**Record excerpts**
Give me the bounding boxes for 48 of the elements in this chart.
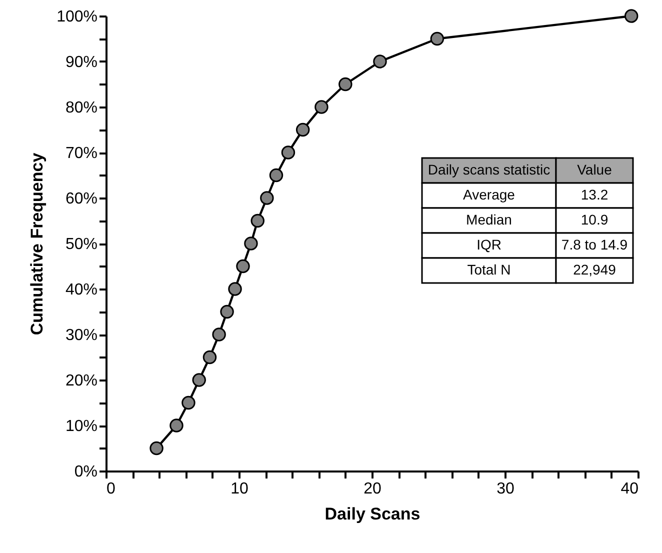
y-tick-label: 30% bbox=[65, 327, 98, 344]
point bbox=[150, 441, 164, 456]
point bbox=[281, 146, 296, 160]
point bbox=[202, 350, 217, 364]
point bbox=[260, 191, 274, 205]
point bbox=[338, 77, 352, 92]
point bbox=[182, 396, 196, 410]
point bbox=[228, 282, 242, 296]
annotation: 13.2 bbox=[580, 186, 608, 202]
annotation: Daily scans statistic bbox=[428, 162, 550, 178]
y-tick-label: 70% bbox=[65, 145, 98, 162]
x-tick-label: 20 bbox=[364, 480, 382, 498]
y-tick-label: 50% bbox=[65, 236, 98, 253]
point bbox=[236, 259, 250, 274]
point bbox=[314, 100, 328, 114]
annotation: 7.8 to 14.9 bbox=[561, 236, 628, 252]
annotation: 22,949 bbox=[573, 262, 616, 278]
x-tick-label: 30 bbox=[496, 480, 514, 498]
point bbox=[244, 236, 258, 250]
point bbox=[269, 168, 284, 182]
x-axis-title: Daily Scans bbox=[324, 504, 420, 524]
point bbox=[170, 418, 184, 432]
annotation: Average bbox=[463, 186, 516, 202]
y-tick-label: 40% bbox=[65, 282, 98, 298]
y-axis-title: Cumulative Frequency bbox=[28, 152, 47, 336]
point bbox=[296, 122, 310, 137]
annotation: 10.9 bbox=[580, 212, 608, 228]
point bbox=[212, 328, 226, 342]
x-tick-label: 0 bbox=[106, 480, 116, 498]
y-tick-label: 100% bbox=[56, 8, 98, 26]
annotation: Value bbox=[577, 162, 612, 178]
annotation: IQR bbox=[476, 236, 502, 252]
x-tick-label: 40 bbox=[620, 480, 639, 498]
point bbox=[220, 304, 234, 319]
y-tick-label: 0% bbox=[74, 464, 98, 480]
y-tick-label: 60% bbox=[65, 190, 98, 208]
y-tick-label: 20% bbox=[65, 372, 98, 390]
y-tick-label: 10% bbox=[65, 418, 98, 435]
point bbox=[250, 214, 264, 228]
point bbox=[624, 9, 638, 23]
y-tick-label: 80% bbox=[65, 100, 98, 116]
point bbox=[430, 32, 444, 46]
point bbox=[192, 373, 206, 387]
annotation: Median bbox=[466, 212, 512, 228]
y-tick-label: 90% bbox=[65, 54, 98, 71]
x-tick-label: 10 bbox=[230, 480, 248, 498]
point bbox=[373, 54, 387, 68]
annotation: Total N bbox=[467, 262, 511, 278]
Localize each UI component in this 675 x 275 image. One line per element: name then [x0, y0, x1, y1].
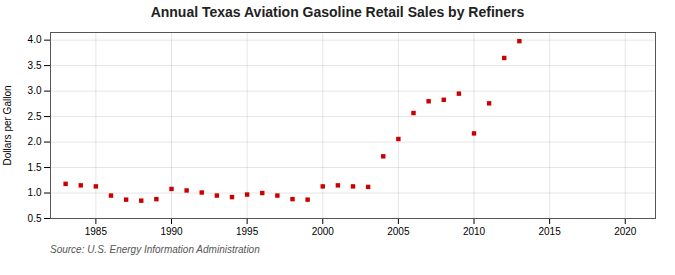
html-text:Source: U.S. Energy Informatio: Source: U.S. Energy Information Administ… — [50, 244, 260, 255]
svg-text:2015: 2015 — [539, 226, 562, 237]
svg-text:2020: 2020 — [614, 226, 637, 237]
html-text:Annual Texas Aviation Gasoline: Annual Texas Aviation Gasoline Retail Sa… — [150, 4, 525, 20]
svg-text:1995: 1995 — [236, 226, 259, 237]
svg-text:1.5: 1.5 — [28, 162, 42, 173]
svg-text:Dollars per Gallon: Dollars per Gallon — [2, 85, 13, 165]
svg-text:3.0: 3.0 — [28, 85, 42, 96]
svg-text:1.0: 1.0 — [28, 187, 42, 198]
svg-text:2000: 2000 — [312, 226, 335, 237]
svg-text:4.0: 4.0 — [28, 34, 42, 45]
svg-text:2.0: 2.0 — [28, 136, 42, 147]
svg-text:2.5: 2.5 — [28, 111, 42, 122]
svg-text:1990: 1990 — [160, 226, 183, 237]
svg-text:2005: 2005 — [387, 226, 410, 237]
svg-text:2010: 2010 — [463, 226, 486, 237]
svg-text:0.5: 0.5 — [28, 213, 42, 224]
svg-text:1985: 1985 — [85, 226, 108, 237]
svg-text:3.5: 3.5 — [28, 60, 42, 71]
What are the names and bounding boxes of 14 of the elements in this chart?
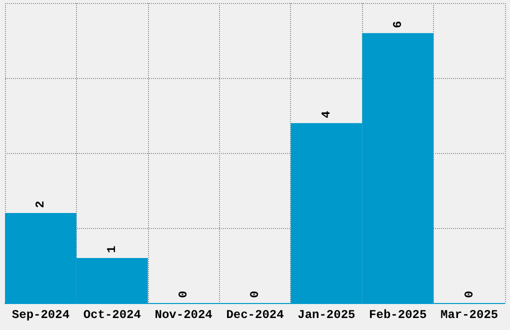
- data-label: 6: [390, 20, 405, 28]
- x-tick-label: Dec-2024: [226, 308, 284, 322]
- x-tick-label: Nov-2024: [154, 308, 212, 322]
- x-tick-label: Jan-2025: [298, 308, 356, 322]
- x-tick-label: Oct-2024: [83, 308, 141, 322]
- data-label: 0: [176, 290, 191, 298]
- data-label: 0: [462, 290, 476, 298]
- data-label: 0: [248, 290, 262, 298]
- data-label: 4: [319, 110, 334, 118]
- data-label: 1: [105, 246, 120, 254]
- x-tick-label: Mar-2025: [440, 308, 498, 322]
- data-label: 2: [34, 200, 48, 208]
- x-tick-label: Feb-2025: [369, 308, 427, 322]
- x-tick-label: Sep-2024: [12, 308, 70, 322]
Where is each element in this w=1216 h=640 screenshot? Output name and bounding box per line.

...

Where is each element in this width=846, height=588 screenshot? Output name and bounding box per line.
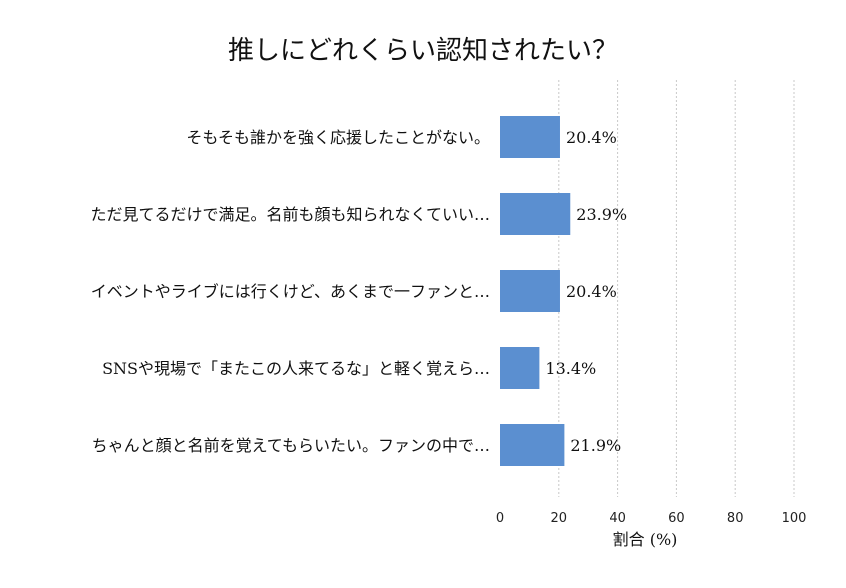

* * *

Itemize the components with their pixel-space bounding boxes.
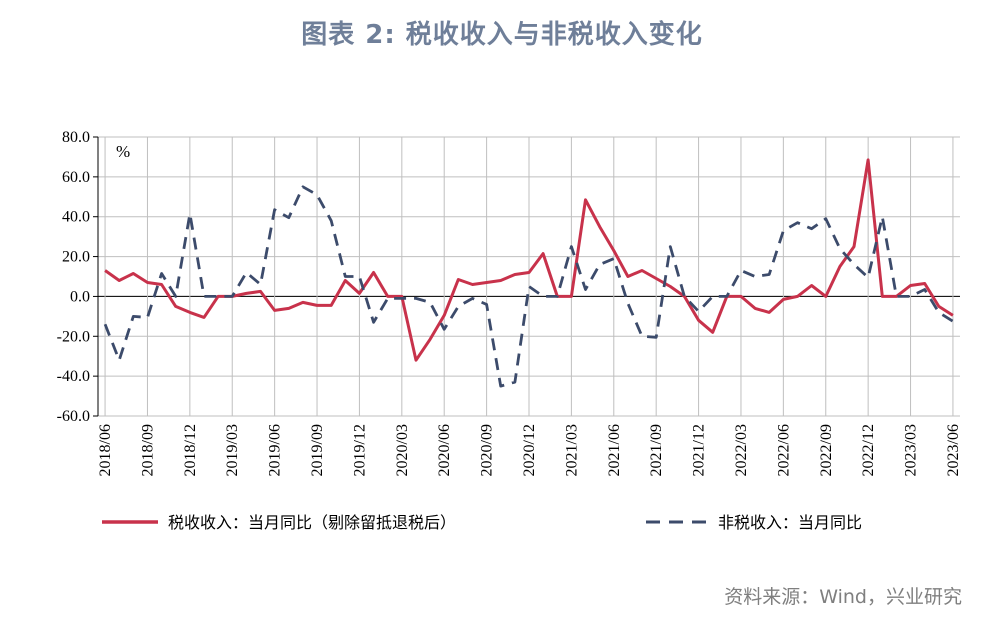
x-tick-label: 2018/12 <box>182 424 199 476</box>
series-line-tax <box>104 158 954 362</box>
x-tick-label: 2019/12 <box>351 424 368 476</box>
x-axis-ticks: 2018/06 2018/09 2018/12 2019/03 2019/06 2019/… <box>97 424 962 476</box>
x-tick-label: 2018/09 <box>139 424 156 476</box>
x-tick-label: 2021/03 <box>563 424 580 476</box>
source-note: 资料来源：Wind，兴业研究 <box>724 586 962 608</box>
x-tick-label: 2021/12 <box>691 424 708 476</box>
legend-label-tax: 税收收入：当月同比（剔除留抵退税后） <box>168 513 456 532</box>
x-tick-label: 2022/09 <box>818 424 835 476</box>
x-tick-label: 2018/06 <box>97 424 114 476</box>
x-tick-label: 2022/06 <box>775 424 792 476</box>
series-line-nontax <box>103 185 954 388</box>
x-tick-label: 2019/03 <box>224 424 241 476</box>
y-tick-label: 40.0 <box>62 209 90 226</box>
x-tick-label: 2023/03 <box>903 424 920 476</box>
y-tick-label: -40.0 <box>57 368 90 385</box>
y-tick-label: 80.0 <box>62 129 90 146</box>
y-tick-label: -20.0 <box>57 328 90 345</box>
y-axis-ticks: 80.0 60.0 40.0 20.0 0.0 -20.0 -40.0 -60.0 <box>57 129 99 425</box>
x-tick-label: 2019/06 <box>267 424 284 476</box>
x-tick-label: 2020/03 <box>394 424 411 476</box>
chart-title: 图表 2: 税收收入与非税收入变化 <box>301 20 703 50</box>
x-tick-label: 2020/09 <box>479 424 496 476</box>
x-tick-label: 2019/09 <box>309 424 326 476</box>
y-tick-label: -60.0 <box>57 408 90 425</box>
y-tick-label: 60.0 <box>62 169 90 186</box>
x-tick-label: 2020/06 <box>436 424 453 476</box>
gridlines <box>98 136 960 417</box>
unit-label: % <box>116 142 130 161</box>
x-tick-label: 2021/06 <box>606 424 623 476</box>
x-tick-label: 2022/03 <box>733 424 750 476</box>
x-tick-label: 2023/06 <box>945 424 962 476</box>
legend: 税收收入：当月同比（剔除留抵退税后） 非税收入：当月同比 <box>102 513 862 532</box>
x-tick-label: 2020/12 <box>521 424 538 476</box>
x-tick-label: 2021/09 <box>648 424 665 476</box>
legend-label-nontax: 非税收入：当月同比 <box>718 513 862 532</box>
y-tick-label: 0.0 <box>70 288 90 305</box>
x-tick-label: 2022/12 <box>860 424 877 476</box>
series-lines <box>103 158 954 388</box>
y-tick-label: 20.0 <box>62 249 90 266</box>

**What the task asks**
Arrange the data from the line containing "Give me the" through the line containing "x-axis-title: Daily Scans", both ends included, as a two-column CSV with the headers instruction and response. Use one row per instruction, put its reply in response, quote every field, replace line breaks with spaces, and leave out the picture.

**Exercise output**
instruction,response
"Give me the bounding boxes for 48 of the elements in this chart.","y-tick-label: 30% bbox=[65, 327, 98, 344] point bbox=[150, 441, 164, 456] point bbox=[281, 146, 296, 160] point bbox=[202, 350, 217, 364] point bbox=[260, 191, 274, 205] point bbox=[338, 77, 352, 92] point bbox=[182, 396, 196, 410] point bbox=[228, 282, 242, 296] annotation: 13.2 bbox=[580, 186, 608, 202] annotation: Daily scans statistic bbox=[428, 162, 550, 178] y-tick-label: 70% bbox=[65, 145, 98, 162] x-tick-label: 20 bbox=[364, 480, 382, 498] y-tick-label: 50% bbox=[65, 236, 98, 253] point bbox=[236, 259, 250, 274] point bbox=[314, 100, 328, 114] annotation: 7.8 to 14.9 bbox=[561, 236, 628, 252] annotation: 22,949 bbox=[573, 262, 616, 278] x-tick-label: 30 bbox=[496, 480, 514, 498] point bbox=[244, 236, 258, 250] point bbox=[269, 168, 284, 182] x-axis-title: Daily Scans bbox=[324, 504, 420, 524]"